Begin Material provided
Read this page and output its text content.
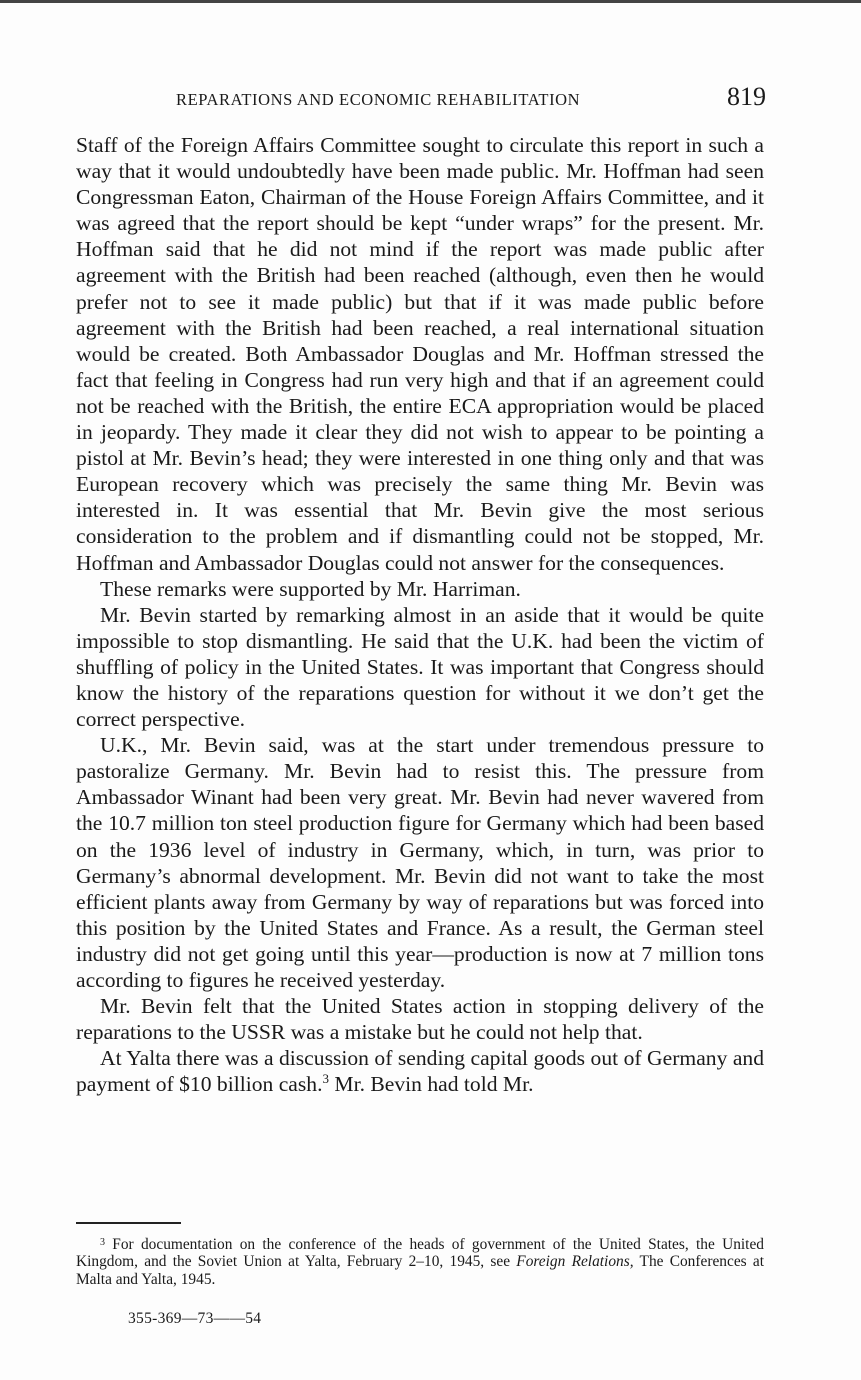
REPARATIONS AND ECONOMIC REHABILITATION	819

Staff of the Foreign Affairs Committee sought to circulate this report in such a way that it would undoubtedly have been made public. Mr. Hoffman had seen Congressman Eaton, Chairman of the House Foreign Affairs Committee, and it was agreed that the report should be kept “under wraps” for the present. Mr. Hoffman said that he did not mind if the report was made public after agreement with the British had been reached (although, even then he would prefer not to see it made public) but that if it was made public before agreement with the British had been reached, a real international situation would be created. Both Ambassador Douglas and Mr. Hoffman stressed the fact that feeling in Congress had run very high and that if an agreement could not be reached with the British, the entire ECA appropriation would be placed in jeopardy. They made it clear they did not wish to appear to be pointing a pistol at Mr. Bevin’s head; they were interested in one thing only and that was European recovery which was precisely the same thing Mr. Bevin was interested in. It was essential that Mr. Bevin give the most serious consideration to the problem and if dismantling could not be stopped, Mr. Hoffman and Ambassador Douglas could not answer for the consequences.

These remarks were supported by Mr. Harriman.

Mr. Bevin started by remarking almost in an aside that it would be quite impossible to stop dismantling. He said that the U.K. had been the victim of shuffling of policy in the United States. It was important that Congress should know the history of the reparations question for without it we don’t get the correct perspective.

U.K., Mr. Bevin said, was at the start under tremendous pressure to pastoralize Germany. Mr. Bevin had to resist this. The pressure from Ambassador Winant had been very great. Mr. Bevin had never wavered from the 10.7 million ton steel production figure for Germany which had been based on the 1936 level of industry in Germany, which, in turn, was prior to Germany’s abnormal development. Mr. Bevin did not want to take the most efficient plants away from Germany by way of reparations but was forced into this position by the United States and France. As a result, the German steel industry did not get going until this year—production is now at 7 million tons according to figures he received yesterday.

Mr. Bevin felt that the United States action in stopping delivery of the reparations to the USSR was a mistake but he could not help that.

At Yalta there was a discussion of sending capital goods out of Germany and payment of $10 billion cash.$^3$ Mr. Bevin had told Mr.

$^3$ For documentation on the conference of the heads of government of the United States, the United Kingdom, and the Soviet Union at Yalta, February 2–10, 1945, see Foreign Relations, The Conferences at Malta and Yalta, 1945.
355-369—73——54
End Material provided
Begin Material provided
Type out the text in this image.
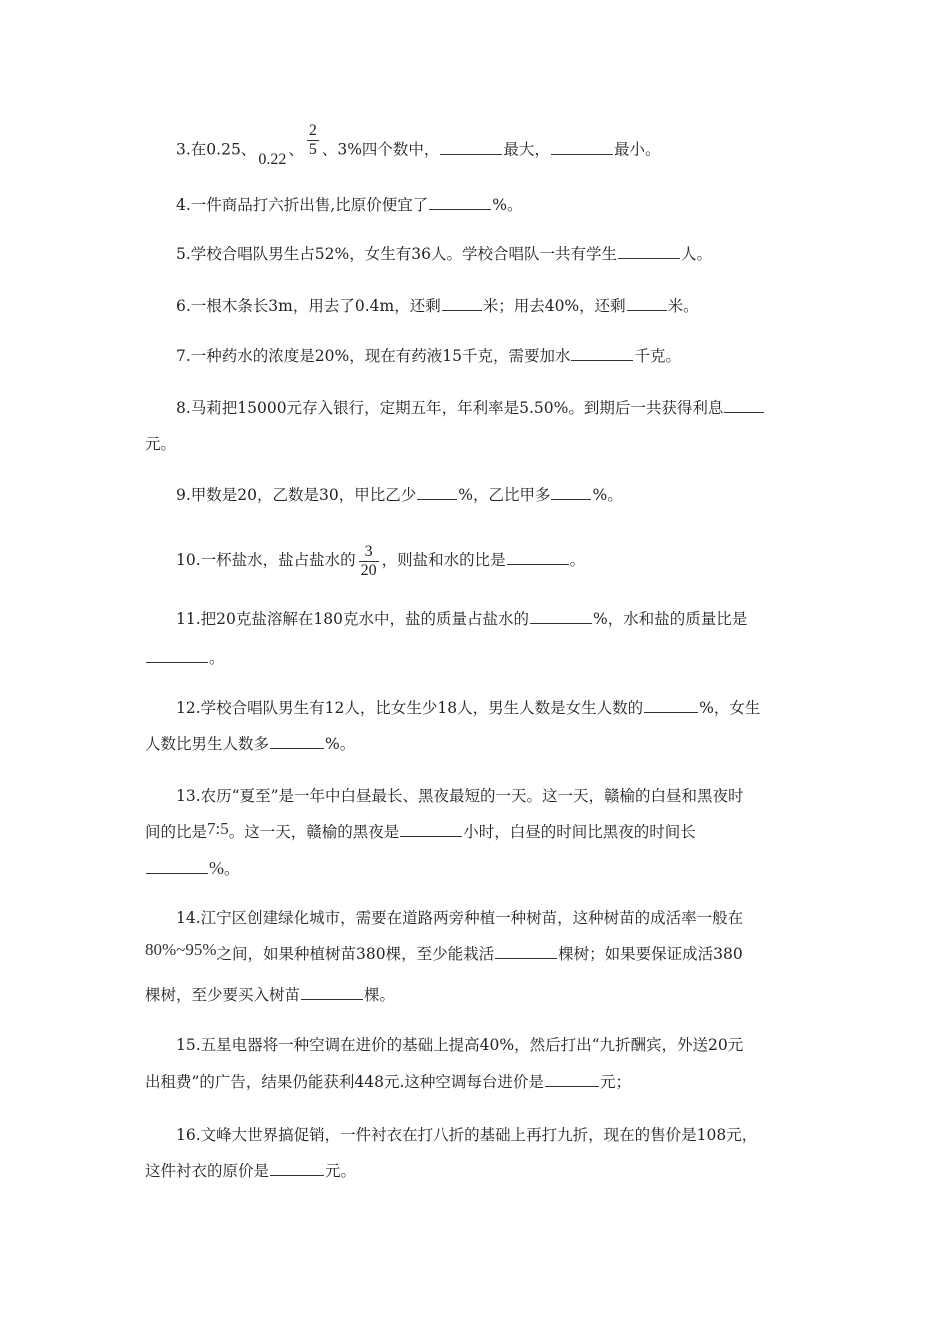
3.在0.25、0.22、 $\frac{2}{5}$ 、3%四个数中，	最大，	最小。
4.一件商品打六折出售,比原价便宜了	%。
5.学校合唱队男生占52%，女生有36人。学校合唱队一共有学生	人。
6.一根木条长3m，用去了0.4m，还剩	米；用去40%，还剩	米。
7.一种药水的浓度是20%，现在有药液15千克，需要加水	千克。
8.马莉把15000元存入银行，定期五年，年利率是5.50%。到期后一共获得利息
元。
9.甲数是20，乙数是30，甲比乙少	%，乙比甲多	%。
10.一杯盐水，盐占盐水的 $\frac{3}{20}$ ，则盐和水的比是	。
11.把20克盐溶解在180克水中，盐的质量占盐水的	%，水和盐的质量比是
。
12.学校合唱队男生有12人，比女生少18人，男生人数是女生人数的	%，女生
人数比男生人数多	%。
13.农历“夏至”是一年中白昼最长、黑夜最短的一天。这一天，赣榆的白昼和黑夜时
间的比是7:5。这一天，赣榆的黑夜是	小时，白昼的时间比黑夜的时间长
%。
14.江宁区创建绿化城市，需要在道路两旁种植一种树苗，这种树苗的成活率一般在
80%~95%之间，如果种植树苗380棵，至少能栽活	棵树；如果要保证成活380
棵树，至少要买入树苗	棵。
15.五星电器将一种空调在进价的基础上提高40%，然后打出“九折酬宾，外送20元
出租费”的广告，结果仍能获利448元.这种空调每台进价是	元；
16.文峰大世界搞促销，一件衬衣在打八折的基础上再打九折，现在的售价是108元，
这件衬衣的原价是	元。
End Material provided
Begin Material provided
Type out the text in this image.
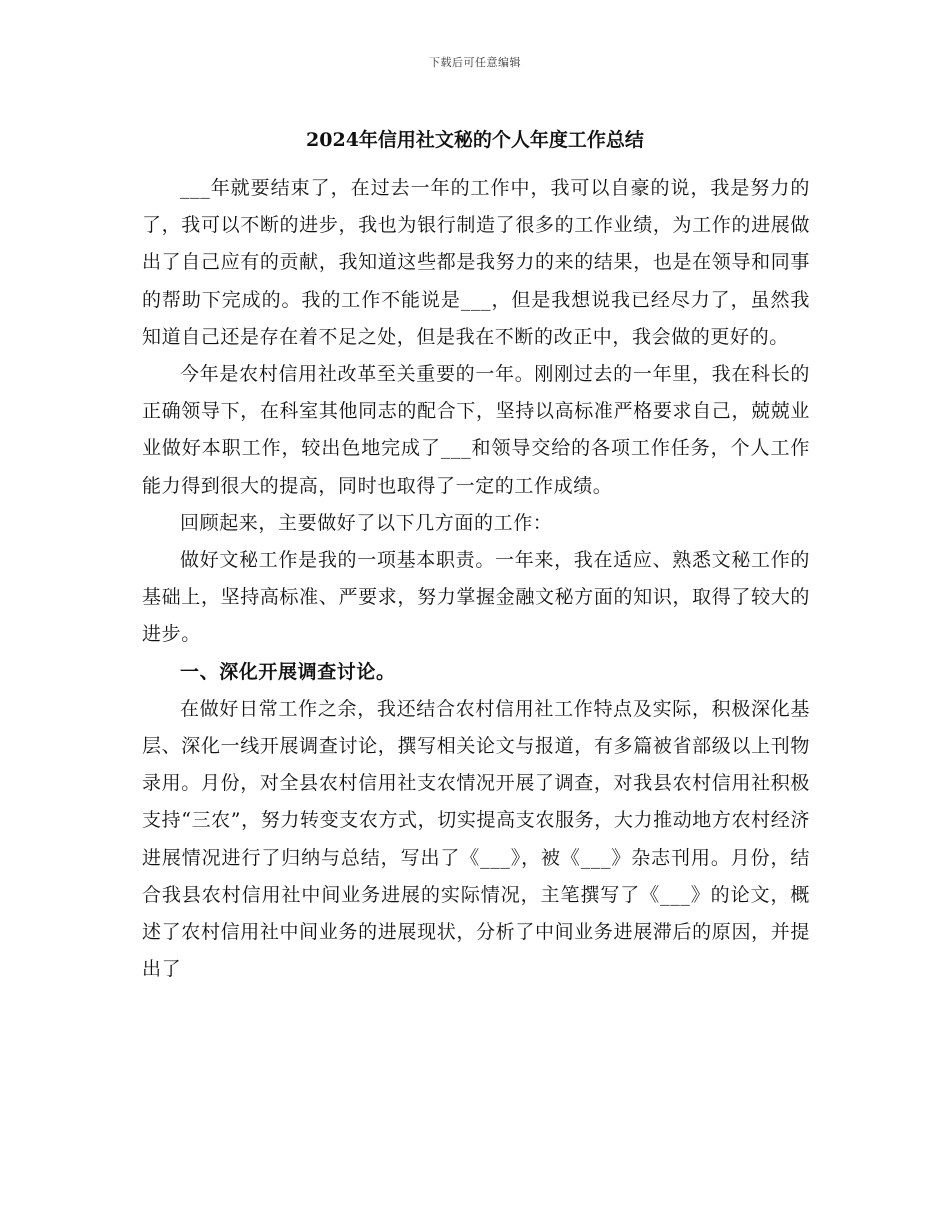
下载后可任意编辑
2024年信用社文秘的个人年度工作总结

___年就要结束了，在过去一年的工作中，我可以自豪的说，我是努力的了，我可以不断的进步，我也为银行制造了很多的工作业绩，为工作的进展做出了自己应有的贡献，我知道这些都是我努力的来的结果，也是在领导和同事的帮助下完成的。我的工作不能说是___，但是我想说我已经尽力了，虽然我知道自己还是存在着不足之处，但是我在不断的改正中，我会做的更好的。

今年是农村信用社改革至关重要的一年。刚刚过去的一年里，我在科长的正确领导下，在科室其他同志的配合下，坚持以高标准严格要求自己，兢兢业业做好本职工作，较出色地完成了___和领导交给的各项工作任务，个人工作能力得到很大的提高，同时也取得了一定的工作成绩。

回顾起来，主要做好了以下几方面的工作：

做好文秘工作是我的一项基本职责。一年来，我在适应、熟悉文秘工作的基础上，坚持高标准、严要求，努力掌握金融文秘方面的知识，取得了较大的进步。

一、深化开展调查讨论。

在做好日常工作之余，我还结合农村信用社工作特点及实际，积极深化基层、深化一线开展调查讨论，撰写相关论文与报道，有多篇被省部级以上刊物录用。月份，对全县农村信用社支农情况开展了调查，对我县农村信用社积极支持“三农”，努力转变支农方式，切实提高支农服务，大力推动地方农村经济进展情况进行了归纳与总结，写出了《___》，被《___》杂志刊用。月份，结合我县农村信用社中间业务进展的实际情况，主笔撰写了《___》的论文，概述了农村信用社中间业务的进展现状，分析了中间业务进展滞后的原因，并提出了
End Material provided
§ What you should do: Each line containing the word "Foreign" counts once; report the total alone.

§ Solved exercise: 2